Do this :: Please give the listing again in its entirety, exactly as written.

Excerpted data ::
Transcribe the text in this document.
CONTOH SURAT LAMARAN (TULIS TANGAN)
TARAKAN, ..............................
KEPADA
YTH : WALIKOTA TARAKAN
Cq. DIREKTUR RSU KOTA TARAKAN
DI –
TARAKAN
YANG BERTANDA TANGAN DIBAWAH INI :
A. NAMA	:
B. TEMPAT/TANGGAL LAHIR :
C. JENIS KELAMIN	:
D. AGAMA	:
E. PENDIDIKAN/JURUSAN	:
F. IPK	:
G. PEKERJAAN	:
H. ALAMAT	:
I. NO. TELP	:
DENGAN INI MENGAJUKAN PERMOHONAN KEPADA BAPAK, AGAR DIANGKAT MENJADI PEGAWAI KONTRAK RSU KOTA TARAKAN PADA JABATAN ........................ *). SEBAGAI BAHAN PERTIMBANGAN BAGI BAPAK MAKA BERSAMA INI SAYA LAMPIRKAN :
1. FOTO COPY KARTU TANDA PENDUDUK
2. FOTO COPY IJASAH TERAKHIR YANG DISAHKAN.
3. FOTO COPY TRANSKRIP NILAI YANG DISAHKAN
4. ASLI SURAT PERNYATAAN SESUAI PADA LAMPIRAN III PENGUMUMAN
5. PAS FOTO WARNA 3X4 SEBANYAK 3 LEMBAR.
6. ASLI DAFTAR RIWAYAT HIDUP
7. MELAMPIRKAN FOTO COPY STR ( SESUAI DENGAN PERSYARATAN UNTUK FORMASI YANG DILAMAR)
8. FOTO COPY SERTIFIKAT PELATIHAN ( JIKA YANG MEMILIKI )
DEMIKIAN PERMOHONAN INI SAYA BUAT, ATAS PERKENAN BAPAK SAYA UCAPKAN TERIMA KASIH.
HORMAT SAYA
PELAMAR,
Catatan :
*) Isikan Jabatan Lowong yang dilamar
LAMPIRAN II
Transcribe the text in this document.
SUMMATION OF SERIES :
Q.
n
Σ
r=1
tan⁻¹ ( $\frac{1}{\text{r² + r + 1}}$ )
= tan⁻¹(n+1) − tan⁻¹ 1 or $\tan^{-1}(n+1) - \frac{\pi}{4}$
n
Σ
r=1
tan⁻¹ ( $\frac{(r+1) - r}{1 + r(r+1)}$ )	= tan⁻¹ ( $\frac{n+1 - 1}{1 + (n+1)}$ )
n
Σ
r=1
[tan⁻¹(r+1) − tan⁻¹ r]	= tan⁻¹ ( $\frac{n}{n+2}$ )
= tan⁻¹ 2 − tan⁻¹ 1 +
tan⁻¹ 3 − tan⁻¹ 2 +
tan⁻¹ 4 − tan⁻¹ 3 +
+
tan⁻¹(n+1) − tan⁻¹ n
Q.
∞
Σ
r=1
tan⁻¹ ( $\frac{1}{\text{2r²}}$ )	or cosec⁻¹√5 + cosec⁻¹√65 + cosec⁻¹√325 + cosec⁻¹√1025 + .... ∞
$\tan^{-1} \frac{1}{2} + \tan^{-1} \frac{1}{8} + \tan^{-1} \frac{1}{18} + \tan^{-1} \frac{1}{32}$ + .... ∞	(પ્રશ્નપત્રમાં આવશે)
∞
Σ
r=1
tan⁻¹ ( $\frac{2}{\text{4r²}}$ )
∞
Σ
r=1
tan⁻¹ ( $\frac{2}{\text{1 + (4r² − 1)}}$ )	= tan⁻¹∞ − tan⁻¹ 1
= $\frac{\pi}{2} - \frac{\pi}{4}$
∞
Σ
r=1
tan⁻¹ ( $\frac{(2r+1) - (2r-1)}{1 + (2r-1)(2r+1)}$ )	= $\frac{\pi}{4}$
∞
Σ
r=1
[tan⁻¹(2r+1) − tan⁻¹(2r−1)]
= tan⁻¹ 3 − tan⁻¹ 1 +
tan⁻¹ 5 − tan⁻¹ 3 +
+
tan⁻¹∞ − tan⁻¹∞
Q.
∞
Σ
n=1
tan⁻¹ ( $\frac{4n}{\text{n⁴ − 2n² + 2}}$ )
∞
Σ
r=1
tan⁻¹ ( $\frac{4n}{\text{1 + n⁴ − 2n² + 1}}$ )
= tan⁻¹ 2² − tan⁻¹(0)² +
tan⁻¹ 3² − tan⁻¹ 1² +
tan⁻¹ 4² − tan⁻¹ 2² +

Solution to this problem ::
Transcribe the text in this document.
CONTOH SURAT LAMARAN (TULIS TANGAN)
TARAKAN, ..............................
KEPADA
YTH : WALIKOTA TARAKAN
Cq. DIREKTUR RSU KOTA TARAKAN
DI –
TARAKAN
YANG BERTANDA TANGAN DIBAWAH INI :
A. NAMA	:
B. TEMPAT/TANGGAL LAHIR :
C. JENIS KELAMIN	:
D. AGAMA	:
E. PENDIDIKAN/JURUSAN	:
F. IPK	:
G. PEKERJAAN	:
H. ALAMAT	:
I. NO. TELP	:
DENGAN INI MENGAJUKAN PERMOHONAN KEPADA BAPAK, AGAR DIANGKAT MENJADI PEGAWAI KONTRAK RSU KOTA TARAKAN PADA JABATAN ........................ *). SEBAGAI BAHAN PERTIMBANGAN BAGI BAPAK MAKA BERSAMA INI SAYA LAMPIRKAN :
1. FOTO COPY KARTU TANDA PENDUDUK
2. FOTO COPY IJASAH TERAKHIR YANG DISAHKAN.
3. FOTO COPY TRANSKRIP NILAI YANG DISAHKAN
4. ASLI SURAT PERNYATAAN SESUAI PADA LAMPIRAN III PENGUMUMAN
5. PAS FOTO WARNA 3X4 SEBANYAK 3 LEMBAR.
6. ASLI DAFTAR RIWAYAT HIDUP
7. MELAMPIRKAN FOTO COPY STR ( SESUAI DENGAN PERSYARATAN UNTUK FORMASI YANG DILAMAR)
8. FOTO COPY SERTIFIKAT PELATIHAN ( JIKA YANG MEMILIKI )
DEMIKIAN PERMOHONAN INI SAYA BUAT, ATAS PERKENAN BAPAK SAYA UCAPKAN TERIMA KASIH.
HORMAT SAYA
PELAMAR,
Catatan :
*) Isikan Jabatan Lowong yang dilamar
LAMPIRAN II
Transcribe the text in this document.
SUMMATION OF SERIES :
Q.
n
Σ
r=1
tan⁻¹ ( $\frac{1}{\text{r² + r + 1}}$ )
= tan⁻¹(n+1) − tan⁻¹ 1 or $\tan^{-1}(n+1) - \frac{\pi}{4}$
n
Σ
r=1
tan⁻¹ ( $\frac{(r+1) - r}{1 + r(r+1)}$ )	= tan⁻¹ ( $\frac{n+1 - 1}{1 + (n+1)}$ )
n
Σ
r=1
[tan⁻¹(r+1) − tan⁻¹ r]	= tan⁻¹ ( $\frac{n}{n+2}$ )
= tan⁻¹ 2 − tan⁻¹ 1 +
tan⁻¹ 3 − tan⁻¹ 2 +
tan⁻¹ 4 − tan⁻¹ 3 +
+
tan⁻¹(n+1) − tan⁻¹ n
Q.
∞
Σ
r=1
tan⁻¹ ( $\frac{1}{\text{2r²}}$ )	or cosec⁻¹√5 + cosec⁻¹√65 + cosec⁻¹√325 + cosec⁻¹√1025 + .... ∞
$\tan^{-1} \frac{1}{2} + \tan^{-1} \frac{1}{8} + \tan^{-1} \frac{1}{18} + \tan^{-1} \frac{1}{32}$ + .... ∞	(પ્રશ્નપત્રમાં આવશે)
∞
Σ
r=1
tan⁻¹ ( $\frac{2}{\text{4r²}}$ )
∞
Σ
r=1
tan⁻¹ ( $\frac{2}{\text{1 + (4r² − 1)}}$ )	= tan⁻¹∞ − tan⁻¹ 1
= $\frac{\pi}{2} - \frac{\pi}{4}$
∞
Σ
r=1
tan⁻¹ ( $\frac{(2r+1) - (2r-1)}{1 + (2r-1)(2r+1)}$ )	= $\frac{\pi}{4}$
∞
Σ
r=1
[tan⁻¹(2r+1) − tan⁻¹(2r−1)]
= tan⁻¹ 3 − tan⁻¹ 1 +
tan⁻¹ 5 − tan⁻¹ 3 +
+
tan⁻¹∞ − tan⁻¹∞
Q.
∞
Σ
n=1
tan⁻¹ ( $\frac{4n}{\text{n⁴ − 2n² + 2}}$ )
∞
Σ
r=1
tan⁻¹ ( $\frac{4n}{\text{1 + n⁴ − 2n² + 1}}$ )
= tan⁻¹ 2² − tan⁻¹(0)² +
tan⁻¹ 3² − tan⁻¹ 1² +
tan⁻¹ 4² − tan⁻¹ 2² +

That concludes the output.